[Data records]
* begin *

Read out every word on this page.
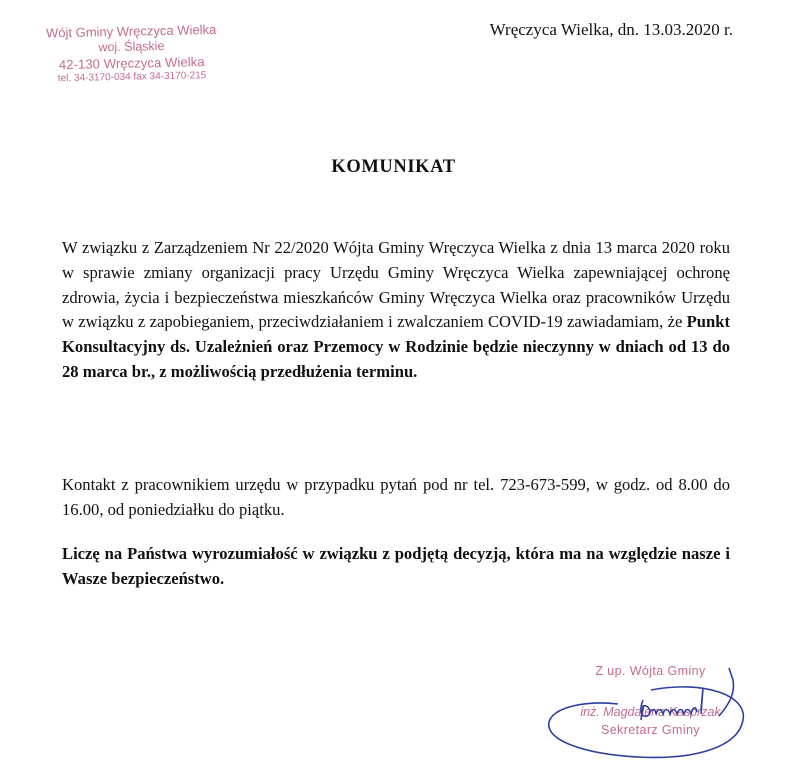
Wójt Gminy Wręczyca Wielka
woj. Śląskie
42-130 Wręczyca Wielka
tel. 34-3170-034 fax 34-3170-215
Wręczyca Wielka, dn. 13.03.2020 r.
KOMUNIKAT
W związku z Zarządzeniem Nr 22/2020 Wójta Gminy Wręczyca Wielka z dnia 13 marca 2020 roku w sprawie zmiany organizacji pracy Urzędu Gminy Wręczyca Wielka zapewniającej ochronę zdrowia, życia i bezpieczeństwa mieszkańców Gminy Wręczyca Wielka oraz pracowników Urzędu w związku z zapobieganiem, przeciwdziałaniem i zwalczaniem COVID-19 zawiadamiam, że Punkt Konsultacyjny ds. Uzależnień oraz Przemocy w Rodzinie będzie nieczynny w dniach od 13 do 28 marca br., z możliwością przedłużenia terminu.
Kontakt z pracownikiem urzędu w przypadku pytań pod nr tel. 723-673-599, w godz. od 8.00 do 16.00, od poniedziałku do piątku.
Liczę na Państwa wyrozumiałość w związku z podjętą decyzją, która ma na względzie nasze i Wasze bezpieczeństwo.
Z up. Wójta Gminy
inż. Magdalena Kasprzak
Sekretarz Gminy
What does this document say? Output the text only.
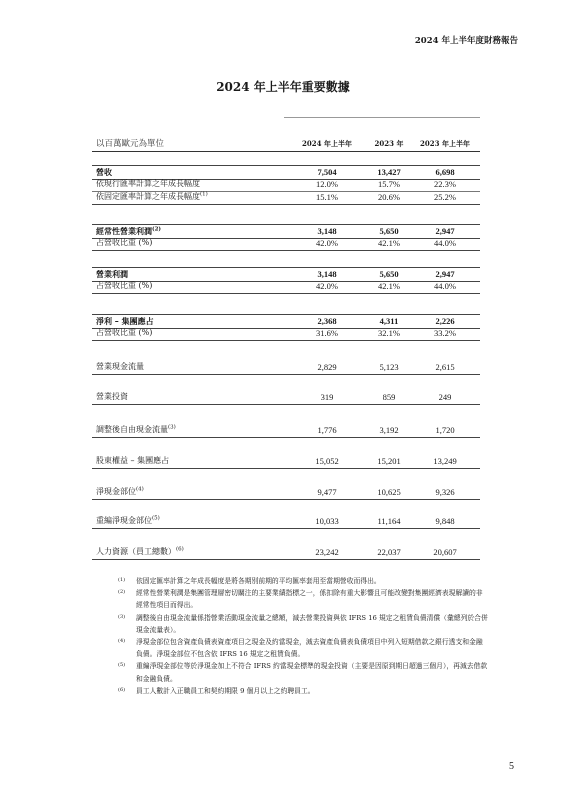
2024 年上半年度財務報告
2024 年上半年重要數據
以百萬歐元為單位	2024 年上半年	2023 年	2023 年上半年
營收	7,504	13,427	6,698
依現行匯率計算之年成長幅度	12.0%	15.7%	22.3%
依固定匯率計算之年成長幅度$^{(1)}$	15.1%	20.6%	25.2%
經常性營業利潤$^{(2)}$	3,148	5,650	2,947
占營收比重 (%)	42.0%	42.1%	44.0%
營業利潤	3,148	5,650	2,947
占營收比重 (%)	42.0%	42.1%	44.0%
淨利 – 集團應占	2,368	4,311	2,226
占營收比重 (%)	31.6%	32.1%	33.2%
營業現金流量	2,829	5,123	2,615
營業投資	319	859	249
調整後自由現金流量$^{(3)}$	1,776	3,192	1,720
股東權益 – 集團應占	15,052	15,201	13,249
淨現金部位$^{(4)}$	9,477	10,625	9,326
重編淨現金部位$^{(5)}$	10,033	11,164	9,848
人力資源（員工總數）$^{(6)}$	23,242	22,037	20,607
(1) 依固定匯率計算之年成長幅度是將各期別前期的平均匯率套用至當期營收而得出。
(2) 經常性營業利潤是集團管理層密切關注的主要業績指標之一，係扣除有重大影響且可能改變對集團經濟表現解讀的非經常性項目而得出。
(3) 調整後自由現金流量係指營業活動現金流量之總額，減去營業投資與依 IFRS 16 規定之租賃負債清償（彙總列於合併現金流量表）。
(4) 淨現金部位包含資產負債表資產項目之現金及約當現金，減去資產負債表負債項目中列入短期借款之銀行透支和金融負債。淨現金部位不包含依 IFRS 16 規定之租賃負債。
(5) 重編淨現金部位等於淨現金加上不符合 IFRS 約當現金標準的現金投資（主要是因原到期日超過三個月），再減去借款和金融負債。
(6) 員工人數計入正職員工和契約期限 9 個月以上之約聘員工。
5
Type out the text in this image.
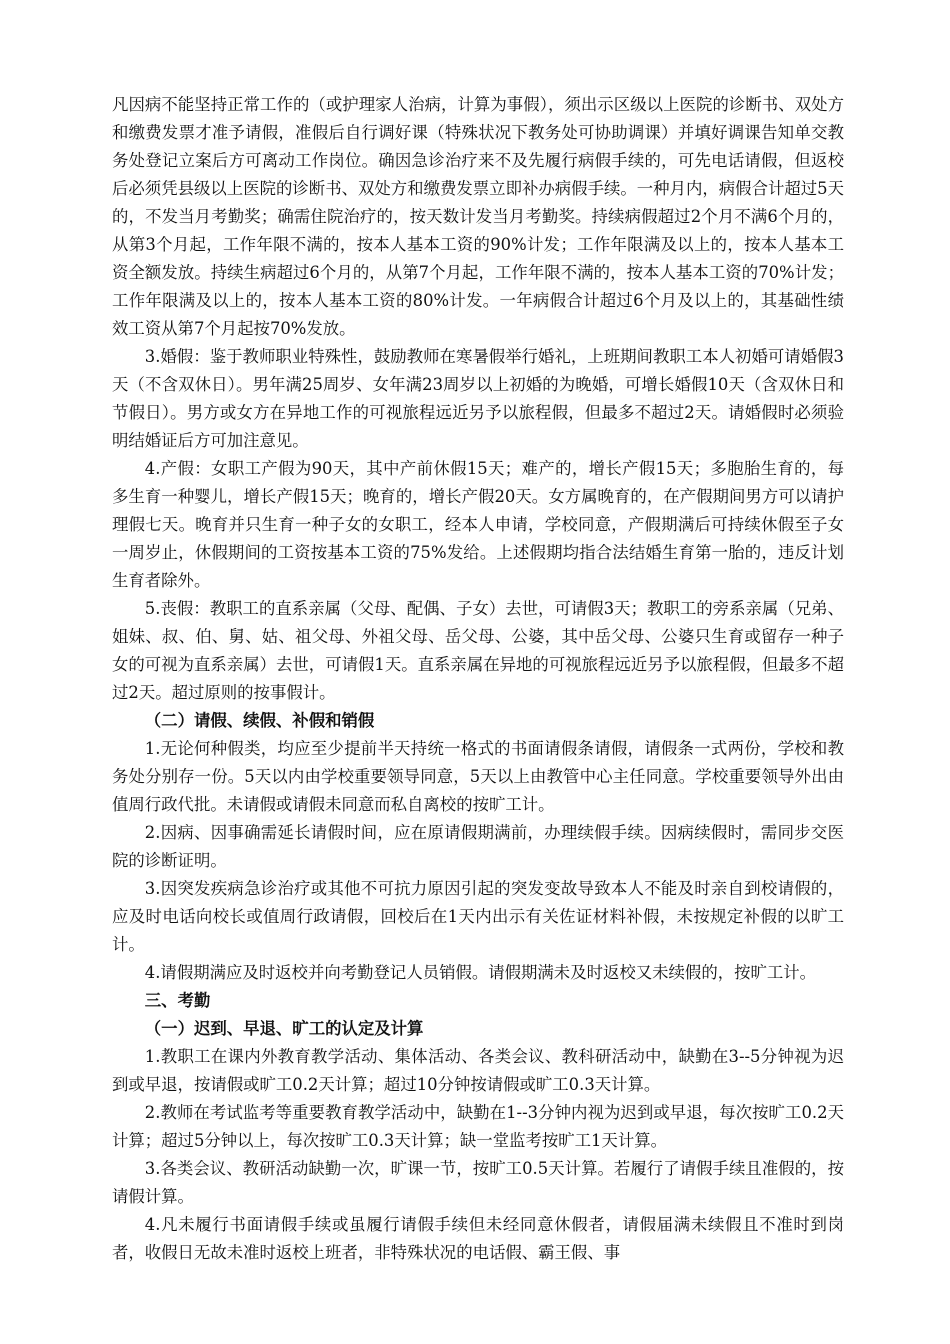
凡因病不能坚持正常工作的（或护理家人治病，计算为事假），须出示区级以上医院的诊断书、双处方和缴费发票才准予请假，准假后自行调好课（特殊状况下教务处可协助调课）并填好调课告知单交教务处登记立案后方可离动工作岗位。确因急诊治疗来不及先履行病假手续的，可先电话请假，但返校后必须凭县级以上医院的诊断书、双处方和缴费发票立即补办病假手续。一种月内，病假合计超过5天的，不发当月考勤奖；确需住院治疗的，按天数计发当月考勤奖。持续病假超过2个月不满6个月的，从第3个月起，工作年限不满的，按本人基本工资的90%计发；工作年限满及以上的，按本人基本工资全额发放。持续生病超过6个月的，从第7个月起，工作年限不满的，按本人基本工资的70%计发；工作年限满及以上的，按本人基本工资的80%计发。一年病假合计超过6个月及以上的，其基础性绩效工资从第7个月起按70%发放。

3.婚假：鉴于教师职业特殊性，鼓励教师在寒暑假举行婚礼，上班期间教职工本人初婚可请婚假3天（不含双休日）。男年满25周岁、女年满23周岁以上初婚的为晚婚，可增长婚假10天（含双休日和节假日）。男方或女方在异地工作的可视旅程远近另予以旅程假，但最多不超过2天。请婚假时必须验明结婚证后方可加注意见。

4.产假：女职工产假为90天，其中产前休假15天；难产的，增长产假15天；多胞胎生育的，每多生育一种婴儿，增长产假15天；晚育的，增长产假20天。女方属晚育的，在产假期间男方可以请护理假七天。晚育并只生育一种子女的女职工，经本人申请，学校同意，产假期满后可持续休假至子女一周岁止，休假期间的工资按基本工资的75%发给。上述假期均指合法结婚生育第一胎的，违反计划生育者除外。

5.丧假：教职工的直系亲属（父母、配偶、子女）去世，可请假3天；教职工的旁系亲属（兄弟、姐妹、叔、伯、舅、姑、祖父母、外祖父母、岳父母、公婆，其中岳父母、公婆只生育或留存一种子女的可视为直系亲属）去世，可请假1天。直系亲属在异地的可视旅程远近另予以旅程假，但最多不超过2天。超过原则的按事假计。

（二）请假、续假、补假和销假

1.无论何种假类，均应至少提前半天持统一格式的书面请假条请假，请假条一式两份，学校和教务处分别存一份。5天以内由学校重要领导同意，5天以上由教管中心主任同意。学校重要领导外出由值周行政代批。未请假或请假未同意而私自离校的按旷工计。

2.因病、因事确需延长请假时间，应在原请假期满前，办理续假手续。因病续假时，需同步交医院的诊断证明。

3.因突发疾病急诊治疗或其他不可抗力原因引起的突发变故导致本人不能及时亲自到校请假的，应及时电话向校长或值周行政请假，回校后在1天内出示有关佐证材料补假，未按规定补假的以旷工计。

4.请假期满应及时返校并向考勤登记人员销假。请假期满未及时返校又未续假的，按旷工计。

三、考勤

（一）迟到、早退、旷工的认定及计算

1.教职工在课内外教育教学活动、集体活动、各类会议、教科研活动中，缺勤在3--5分钟视为迟到或早退，按请假或旷工0.2天计算；超过10分钟按请假或旷工0.3天计算。

2.教师在考试监考等重要教育教学活动中，缺勤在1--3分钟内视为迟到或早退，每次按旷工0.2天计算；超过5分钟以上，每次按旷工0.3天计算；缺一堂监考按旷工1天计算。

3.各类会议、教研活动缺勤一次，旷课一节，按旷工0.5天计算。若履行了请假手续且准假的，按请假计算。

4.凡未履行书面请假手续或虽履行请假手续但未经同意休假者，请假届满未续假且不准时到岗者，收假日无故未准时返校上班者，非特殊状况的电话假、霸王假、事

* end *

## Instructions to follow
Collect each line holding the string "Wielka".

## Response below
Wójt Gminy Wręczyca Wielka
42-130 Wręczyca Wielka
Wręczyca Wielka, dn. 13.03.2020 r.
W związku z Zarządzeniem Nr 22/2020 Wójta Gminy Wręczyca Wielka z dnia 13 marca 2020 roku w sprawie zmiany organizacji pracy Urzędu Gminy Wręczyca Wielka zapewniającej ochronę zdrowia, życia i bezpieczeństwa mieszkańców Gminy Wręczyca Wielka oraz pracowników Urzędu w związku z zapobieganiem, przeciwdziałaniem i zwalczaniem COVID-19 zawiadamiam, że Punkt Konsultacyjny ds. Uzależnień oraz Przemocy w Rodzinie będzie nieczynny w dniach od 13 do 28 marca br., z możliwością przedłużenia terminu.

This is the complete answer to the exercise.